_What is expected:_
Can you retype every line of the records below, character for character?

Saved data entries:

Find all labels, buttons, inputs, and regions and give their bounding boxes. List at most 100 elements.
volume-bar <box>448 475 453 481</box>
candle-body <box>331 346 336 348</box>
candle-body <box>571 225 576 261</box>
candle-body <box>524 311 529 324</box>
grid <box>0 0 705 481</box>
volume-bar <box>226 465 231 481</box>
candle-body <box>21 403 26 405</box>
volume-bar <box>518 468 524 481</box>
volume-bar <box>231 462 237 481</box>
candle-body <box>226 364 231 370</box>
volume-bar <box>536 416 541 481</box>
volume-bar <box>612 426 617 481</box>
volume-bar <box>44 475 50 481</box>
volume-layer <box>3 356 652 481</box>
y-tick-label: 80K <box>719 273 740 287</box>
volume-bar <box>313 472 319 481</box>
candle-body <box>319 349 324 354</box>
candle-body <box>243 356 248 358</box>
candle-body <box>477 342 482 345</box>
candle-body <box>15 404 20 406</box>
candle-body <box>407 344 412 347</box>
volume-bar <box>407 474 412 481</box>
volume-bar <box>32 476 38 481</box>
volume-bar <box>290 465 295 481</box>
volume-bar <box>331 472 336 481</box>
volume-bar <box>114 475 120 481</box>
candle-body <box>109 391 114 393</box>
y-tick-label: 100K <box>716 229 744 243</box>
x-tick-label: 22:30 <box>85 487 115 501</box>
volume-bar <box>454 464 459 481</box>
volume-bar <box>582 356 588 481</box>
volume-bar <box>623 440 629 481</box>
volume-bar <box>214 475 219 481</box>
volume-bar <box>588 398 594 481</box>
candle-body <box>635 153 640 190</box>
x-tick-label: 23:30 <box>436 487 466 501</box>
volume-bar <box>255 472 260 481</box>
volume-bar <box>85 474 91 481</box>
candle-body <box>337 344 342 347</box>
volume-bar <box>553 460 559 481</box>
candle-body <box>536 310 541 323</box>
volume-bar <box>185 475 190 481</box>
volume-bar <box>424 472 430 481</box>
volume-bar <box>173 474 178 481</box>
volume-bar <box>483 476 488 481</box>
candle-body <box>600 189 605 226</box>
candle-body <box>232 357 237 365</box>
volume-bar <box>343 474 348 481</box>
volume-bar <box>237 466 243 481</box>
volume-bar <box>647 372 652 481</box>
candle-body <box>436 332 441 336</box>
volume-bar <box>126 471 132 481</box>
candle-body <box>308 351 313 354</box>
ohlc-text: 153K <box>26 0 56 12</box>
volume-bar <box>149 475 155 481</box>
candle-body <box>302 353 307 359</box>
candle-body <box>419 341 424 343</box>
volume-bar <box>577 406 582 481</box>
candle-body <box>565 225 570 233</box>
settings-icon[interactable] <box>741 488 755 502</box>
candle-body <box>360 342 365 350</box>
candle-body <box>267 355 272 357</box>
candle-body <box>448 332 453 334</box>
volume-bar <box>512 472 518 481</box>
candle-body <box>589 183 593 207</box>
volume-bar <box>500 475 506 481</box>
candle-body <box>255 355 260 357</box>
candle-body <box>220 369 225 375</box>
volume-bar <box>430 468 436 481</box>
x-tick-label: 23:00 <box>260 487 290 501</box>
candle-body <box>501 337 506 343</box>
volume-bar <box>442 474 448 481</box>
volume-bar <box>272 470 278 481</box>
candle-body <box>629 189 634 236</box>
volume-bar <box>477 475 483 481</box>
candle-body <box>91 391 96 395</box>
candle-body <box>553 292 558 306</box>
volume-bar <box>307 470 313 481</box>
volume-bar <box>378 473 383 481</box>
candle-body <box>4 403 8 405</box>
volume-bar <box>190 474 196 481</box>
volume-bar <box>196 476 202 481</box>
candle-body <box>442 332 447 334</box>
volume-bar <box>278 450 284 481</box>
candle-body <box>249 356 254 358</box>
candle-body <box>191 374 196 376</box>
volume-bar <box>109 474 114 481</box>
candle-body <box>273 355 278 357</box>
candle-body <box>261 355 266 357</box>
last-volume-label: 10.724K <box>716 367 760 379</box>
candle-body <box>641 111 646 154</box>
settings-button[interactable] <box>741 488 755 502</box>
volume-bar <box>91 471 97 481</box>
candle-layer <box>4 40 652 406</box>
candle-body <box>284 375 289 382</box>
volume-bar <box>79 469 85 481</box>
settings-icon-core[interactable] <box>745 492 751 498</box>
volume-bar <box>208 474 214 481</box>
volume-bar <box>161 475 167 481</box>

_Expected answer:_
Find all labels, buttons, inputs, and regions and give their bounding boxes. List at most 100 elements.
volume-bar <box>448 475 453 481</box>
candle-body <box>331 346 336 348</box>
candle-body <box>571 225 576 261</box>
candle-body <box>524 311 529 324</box>
grid <box>0 0 705 481</box>
volume-bar <box>226 465 231 481</box>
candle-body <box>21 403 26 405</box>
volume-bar <box>518 468 524 481</box>
volume-bar <box>231 462 237 481</box>
candle-body <box>226 364 231 370</box>
volume-bar <box>536 416 541 481</box>
volume-bar <box>612 426 617 481</box>
volume-bar <box>44 475 50 481</box>
volume-layer <box>3 356 652 481</box>
y-tick-label: 80K <box>719 273 740 287</box>
volume-bar <box>313 472 319 481</box>
candle-body <box>319 349 324 354</box>
candle-body <box>243 356 248 358</box>
candle-body <box>477 342 482 345</box>
candle-body <box>15 404 20 406</box>
candle-body <box>407 344 412 347</box>
volume-bar <box>407 474 412 481</box>
volume-bar <box>32 476 38 481</box>
volume-bar <box>290 465 295 481</box>
volume-bar <box>331 472 336 481</box>
volume-bar <box>114 475 120 481</box>
candle-body <box>109 391 114 393</box>
y-tick-label: 100K <box>716 229 744 243</box>
x-tick-label: 22:30 <box>85 487 115 501</box>
volume-bar <box>454 464 459 481</box>
volume-bar <box>582 356 588 481</box>
volume-bar <box>623 440 629 481</box>
volume-bar <box>214 475 219 481</box>
volume-bar <box>588 398 594 481</box>
candle-body <box>635 153 640 190</box>
x-tick-label: 23:30 <box>436 487 466 501</box>
volume-bar <box>255 472 260 481</box>
volume-bar <box>85 474 91 481</box>
candle-body <box>337 344 342 347</box>
volume-bar <box>553 460 559 481</box>
candle-body <box>536 310 541 323</box>
volume-bar <box>185 475 190 481</box>
volume-bar <box>424 472 430 481</box>
volume-bar <box>173 474 178 481</box>
volume-bar <box>483 476 488 481</box>
candle-body <box>600 189 605 226</box>
candle-body <box>232 357 237 365</box>
volume-bar <box>343 474 348 481</box>
volume-bar <box>237 466 243 481</box>
volume-bar <box>647 372 652 481</box>
candle-body <box>436 332 441 336</box>
volume-bar <box>126 471 132 481</box>
candle-body <box>308 351 313 354</box>
ohlc-text: 153K <box>26 0 56 12</box>
volume-bar <box>149 475 155 481</box>
candle-body <box>302 353 307 359</box>
candle-body <box>419 341 424 343</box>
volume-bar <box>577 406 582 481</box>
candle-body <box>565 225 570 233</box>
settings-icon[interactable] <box>741 488 755 502</box>
candle-body <box>360 342 365 350</box>
candle-body <box>267 355 272 357</box>
candle-body <box>448 332 453 334</box>
volume-bar <box>512 472 518 481</box>
candle-body <box>589 183 593 207</box>
volume-bar <box>500 475 506 481</box>
candle-body <box>255 355 260 357</box>
candle-body <box>220 369 225 375</box>
volume-bar <box>430 468 436 481</box>
x-tick-label: 23:00 <box>260 487 290 501</box>
candle-body <box>501 337 506 343</box>
volume-bar <box>442 474 448 481</box>
volume-bar <box>272 470 278 481</box>
candle-body <box>629 189 634 236</box>
volume-bar <box>477 475 483 481</box>
candle-body <box>91 391 96 395</box>
candle-body <box>553 292 558 306</box>
volume-bar <box>307 470 313 481</box>
volume-bar <box>378 473 383 481</box>
candle-body <box>4 403 8 405</box>
volume-bar <box>190 474 196 481</box>
volume-bar <box>196 476 202 481</box>
candle-body <box>442 332 447 334</box>
volume-bar <box>278 450 284 481</box>
candle-body <box>249 356 254 358</box>
candle-body <box>191 374 196 376</box>
volume-bar <box>109 474 114 481</box>
candle-body <box>273 355 278 357</box>
candle-body <box>261 355 266 357</box>
last-volume-label: 10.724K <box>716 367 760 379</box>
candle-body <box>641 111 646 154</box>
settings-button[interactable] <box>741 488 755 502</box>
volume-bar <box>91 471 97 481</box>
candle-layer <box>4 40 652 406</box>
candle-body <box>284 375 289 382</box>
volume-bar <box>79 469 85 481</box>
settings-icon-core[interactable] <box>745 492 751 498</box>
volume-bar <box>208 474 214 481</box>
volume-bar <box>161 475 167 481</box>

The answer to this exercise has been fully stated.